%%

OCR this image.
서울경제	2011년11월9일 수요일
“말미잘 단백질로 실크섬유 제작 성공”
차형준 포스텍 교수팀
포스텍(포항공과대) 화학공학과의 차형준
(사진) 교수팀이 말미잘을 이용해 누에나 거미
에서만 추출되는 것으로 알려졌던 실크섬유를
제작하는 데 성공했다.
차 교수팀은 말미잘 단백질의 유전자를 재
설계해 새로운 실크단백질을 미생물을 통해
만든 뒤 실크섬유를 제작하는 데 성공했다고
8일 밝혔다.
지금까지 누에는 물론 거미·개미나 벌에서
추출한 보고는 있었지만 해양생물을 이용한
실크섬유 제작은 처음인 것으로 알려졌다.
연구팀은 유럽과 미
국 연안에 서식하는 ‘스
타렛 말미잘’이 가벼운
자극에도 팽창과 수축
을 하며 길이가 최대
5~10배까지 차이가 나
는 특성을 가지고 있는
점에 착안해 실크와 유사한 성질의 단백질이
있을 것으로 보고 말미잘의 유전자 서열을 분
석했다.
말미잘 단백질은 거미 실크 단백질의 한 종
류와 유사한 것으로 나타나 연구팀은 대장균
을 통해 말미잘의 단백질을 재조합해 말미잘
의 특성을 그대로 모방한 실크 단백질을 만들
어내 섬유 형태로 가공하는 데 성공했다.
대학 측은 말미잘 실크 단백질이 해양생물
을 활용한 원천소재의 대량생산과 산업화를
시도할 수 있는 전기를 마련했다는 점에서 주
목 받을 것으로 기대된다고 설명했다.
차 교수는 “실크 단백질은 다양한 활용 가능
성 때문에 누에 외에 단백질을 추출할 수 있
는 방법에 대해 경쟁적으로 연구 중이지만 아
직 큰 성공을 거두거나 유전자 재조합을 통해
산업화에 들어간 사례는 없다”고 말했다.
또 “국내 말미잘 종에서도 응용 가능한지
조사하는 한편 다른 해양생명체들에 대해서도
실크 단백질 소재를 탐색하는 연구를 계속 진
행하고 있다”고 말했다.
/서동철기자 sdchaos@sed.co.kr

%%

*Prompt*. Repeat all of the records above exactly as written.

*Output*.
OCR this image.
서울경제	2011년11월9일 수요일
“말미잘 단백질로 실크섬유 제작 성공”
차형준 포스텍 교수팀
포스텍(포항공과대) 화학공학과의 차형준
(사진) 교수팀이 말미잘을 이용해 누에나 거미
에서만 추출되는 것으로 알려졌던 실크섬유를
제작하는 데 성공했다.
차 교수팀은 말미잘 단백질의 유전자를 재
설계해 새로운 실크단백질을 미생물을 통해
만든 뒤 실크섬유를 제작하는 데 성공했다고
8일 밝혔다.
지금까지 누에는 물론 거미·개미나 벌에서
추출한 보고는 있었지만 해양생물을 이용한
실크섬유 제작은 처음인 것으로 알려졌다.
연구팀은 유럽과 미
국 연안에 서식하는 ‘스
타렛 말미잘’이 가벼운
자극에도 팽창과 수축
을 하며 길이가 최대
5~10배까지 차이가 나
는 특성을 가지고 있는
점에 착안해 실크와 유사한 성질의 단백질이
있을 것으로 보고 말미잘의 유전자 서열을 분
석했다.
말미잘 단백질은 거미 실크 단백질의 한 종
류와 유사한 것으로 나타나 연구팀은 대장균
을 통해 말미잘의 단백질을 재조합해 말미잘
의 특성을 그대로 모방한 실크 단백질을 만들
어내 섬유 형태로 가공하는 데 성공했다.
대학 측은 말미잘 실크 단백질이 해양생물
을 활용한 원천소재의 대량생산과 산업화를
시도할 수 있는 전기를 마련했다는 점에서 주
목 받을 것으로 기대된다고 설명했다.
차 교수는 “실크 단백질은 다양한 활용 가능
성 때문에 누에 외에 단백질을 추출할 수 있
는 방법에 대해 경쟁적으로 연구 중이지만 아
직 큰 성공을 거두거나 유전자 재조합을 통해
산업화에 들어간 사례는 없다”고 말했다.
또 “국내 말미잘 종에서도 응용 가능한지
조사하는 한편 다른 해양생명체들에 대해서도
실크 단백질 소재를 탐색하는 연구를 계속 진
행하고 있다”고 말했다.
/서동철기자 sdchaos@sed.co.kr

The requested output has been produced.